SET PROBLEM:
Return each line of the listing that contains the string "region".

↓↓↓

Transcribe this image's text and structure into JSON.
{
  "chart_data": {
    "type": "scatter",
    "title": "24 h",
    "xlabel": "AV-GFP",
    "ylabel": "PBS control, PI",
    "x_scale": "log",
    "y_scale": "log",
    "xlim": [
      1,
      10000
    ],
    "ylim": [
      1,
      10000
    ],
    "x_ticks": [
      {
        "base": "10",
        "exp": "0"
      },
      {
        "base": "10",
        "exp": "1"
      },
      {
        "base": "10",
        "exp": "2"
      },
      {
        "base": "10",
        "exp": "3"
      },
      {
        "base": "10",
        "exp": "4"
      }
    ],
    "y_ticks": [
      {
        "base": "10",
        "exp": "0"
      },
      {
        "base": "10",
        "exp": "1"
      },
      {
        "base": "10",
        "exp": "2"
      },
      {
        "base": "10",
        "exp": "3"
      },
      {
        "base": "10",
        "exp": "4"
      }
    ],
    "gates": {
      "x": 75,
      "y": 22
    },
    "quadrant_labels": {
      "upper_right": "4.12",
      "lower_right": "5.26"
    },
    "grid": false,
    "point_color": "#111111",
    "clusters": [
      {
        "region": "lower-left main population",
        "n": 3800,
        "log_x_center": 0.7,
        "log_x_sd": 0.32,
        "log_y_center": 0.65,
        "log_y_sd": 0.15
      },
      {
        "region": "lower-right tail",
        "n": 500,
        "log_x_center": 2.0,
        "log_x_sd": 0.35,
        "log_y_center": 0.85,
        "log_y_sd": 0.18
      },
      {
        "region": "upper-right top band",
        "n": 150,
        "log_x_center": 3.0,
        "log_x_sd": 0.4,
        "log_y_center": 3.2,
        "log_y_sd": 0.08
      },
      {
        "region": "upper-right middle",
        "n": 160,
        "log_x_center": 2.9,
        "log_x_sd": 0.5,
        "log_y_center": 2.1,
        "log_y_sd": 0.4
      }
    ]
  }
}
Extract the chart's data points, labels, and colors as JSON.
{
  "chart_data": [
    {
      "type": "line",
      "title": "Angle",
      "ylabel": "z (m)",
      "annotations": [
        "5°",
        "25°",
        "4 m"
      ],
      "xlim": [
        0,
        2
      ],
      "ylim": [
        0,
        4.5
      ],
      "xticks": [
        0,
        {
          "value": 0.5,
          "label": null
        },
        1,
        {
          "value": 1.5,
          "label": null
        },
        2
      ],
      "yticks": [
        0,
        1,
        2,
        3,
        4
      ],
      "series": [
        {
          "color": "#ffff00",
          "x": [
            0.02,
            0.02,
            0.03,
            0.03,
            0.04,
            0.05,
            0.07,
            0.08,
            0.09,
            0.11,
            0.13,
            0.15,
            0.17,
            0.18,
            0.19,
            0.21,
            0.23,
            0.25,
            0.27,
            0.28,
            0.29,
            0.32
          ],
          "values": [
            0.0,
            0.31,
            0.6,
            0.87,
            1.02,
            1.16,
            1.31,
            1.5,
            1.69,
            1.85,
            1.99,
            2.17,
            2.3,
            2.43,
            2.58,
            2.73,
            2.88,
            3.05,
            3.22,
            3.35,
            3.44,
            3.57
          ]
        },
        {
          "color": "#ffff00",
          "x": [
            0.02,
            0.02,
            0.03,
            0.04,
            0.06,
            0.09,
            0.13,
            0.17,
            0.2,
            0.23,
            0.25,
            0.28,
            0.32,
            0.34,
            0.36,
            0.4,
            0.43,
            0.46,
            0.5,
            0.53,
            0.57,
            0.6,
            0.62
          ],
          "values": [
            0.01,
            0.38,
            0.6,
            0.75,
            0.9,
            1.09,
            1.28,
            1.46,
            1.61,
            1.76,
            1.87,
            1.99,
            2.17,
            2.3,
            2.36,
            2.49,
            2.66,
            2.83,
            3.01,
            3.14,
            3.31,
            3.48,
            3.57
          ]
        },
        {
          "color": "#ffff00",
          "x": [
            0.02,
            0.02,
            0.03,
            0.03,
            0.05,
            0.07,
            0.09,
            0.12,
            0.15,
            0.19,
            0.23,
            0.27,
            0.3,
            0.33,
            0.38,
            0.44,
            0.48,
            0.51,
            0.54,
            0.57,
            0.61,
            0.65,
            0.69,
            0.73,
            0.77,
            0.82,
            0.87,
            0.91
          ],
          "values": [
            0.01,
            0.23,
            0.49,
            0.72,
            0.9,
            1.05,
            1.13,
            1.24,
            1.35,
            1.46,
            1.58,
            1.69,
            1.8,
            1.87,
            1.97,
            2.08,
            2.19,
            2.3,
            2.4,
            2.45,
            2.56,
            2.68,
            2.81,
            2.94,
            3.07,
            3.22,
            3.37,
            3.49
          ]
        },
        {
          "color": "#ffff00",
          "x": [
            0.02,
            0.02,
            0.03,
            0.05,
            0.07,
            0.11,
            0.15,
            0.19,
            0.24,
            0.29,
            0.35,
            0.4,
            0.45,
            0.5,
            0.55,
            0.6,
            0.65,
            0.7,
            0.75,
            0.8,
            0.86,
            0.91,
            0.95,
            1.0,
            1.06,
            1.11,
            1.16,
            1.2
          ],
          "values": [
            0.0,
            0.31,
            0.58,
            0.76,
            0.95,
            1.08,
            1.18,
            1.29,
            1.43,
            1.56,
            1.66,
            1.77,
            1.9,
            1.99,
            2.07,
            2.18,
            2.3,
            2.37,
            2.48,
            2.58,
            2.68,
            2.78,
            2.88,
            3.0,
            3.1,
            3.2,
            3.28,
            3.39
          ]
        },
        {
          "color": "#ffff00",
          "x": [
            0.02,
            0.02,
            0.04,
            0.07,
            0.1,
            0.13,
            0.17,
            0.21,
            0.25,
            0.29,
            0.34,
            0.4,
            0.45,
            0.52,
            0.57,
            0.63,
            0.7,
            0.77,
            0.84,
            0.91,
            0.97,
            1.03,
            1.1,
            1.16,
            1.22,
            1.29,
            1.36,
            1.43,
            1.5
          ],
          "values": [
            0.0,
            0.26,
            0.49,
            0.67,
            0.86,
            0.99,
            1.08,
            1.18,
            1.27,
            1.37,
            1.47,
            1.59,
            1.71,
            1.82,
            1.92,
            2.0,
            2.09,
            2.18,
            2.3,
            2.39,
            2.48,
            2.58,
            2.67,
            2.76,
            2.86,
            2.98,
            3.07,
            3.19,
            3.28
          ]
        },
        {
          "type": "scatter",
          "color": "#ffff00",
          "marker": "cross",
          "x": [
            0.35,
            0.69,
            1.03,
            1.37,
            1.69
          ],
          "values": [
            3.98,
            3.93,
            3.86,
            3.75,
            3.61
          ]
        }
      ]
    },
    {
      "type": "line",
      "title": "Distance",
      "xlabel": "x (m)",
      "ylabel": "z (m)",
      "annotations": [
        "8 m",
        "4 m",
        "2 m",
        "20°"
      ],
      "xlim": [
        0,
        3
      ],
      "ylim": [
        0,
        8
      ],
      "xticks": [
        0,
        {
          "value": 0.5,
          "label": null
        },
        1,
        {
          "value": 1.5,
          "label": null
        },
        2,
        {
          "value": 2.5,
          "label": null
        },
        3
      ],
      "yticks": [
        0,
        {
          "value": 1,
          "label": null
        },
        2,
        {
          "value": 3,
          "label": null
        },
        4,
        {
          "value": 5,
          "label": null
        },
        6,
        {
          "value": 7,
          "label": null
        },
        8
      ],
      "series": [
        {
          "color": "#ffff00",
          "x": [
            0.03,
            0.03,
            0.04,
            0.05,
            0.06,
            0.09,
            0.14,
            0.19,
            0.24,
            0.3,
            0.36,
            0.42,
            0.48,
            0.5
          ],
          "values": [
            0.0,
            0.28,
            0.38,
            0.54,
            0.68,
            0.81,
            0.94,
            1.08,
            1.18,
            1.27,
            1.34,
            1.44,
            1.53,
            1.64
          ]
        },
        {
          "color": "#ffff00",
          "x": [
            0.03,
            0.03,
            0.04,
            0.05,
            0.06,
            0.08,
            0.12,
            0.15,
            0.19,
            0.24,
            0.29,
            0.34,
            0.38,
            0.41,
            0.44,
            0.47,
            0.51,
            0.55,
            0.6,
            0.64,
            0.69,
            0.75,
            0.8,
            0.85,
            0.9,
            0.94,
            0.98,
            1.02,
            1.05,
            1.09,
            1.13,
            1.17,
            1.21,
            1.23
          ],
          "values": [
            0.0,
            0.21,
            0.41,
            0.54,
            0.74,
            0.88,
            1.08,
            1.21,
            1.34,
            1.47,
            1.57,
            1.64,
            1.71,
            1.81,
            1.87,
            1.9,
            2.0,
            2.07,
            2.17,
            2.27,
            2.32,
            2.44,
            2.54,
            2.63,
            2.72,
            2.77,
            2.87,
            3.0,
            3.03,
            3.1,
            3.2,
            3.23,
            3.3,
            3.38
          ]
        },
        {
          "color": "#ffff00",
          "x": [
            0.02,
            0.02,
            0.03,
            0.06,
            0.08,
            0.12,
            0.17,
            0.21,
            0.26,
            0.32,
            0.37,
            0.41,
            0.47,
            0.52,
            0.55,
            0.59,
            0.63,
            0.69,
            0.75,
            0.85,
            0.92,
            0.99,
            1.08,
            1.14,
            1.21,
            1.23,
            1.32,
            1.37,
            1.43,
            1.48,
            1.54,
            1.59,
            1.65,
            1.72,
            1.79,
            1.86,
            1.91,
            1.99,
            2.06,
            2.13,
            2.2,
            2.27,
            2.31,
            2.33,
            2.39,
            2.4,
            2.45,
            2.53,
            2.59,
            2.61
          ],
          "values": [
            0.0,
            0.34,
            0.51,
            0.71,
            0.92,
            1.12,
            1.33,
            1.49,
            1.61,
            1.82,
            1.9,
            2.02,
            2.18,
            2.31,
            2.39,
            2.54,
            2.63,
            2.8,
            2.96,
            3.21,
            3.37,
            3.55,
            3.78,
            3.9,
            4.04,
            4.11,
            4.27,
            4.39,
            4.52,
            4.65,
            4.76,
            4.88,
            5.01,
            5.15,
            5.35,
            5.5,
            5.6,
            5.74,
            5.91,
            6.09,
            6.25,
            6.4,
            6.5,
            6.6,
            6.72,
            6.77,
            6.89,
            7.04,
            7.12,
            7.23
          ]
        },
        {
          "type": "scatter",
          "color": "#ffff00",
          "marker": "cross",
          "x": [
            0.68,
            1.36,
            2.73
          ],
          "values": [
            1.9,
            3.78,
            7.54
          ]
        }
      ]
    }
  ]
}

↑↑↑

SOLUTION TO THIS TASK:
        "region": "lower-left main population",
        "region": "lower-right tail",
        "region": "upper-right top band",
        "region": "upper-right middle",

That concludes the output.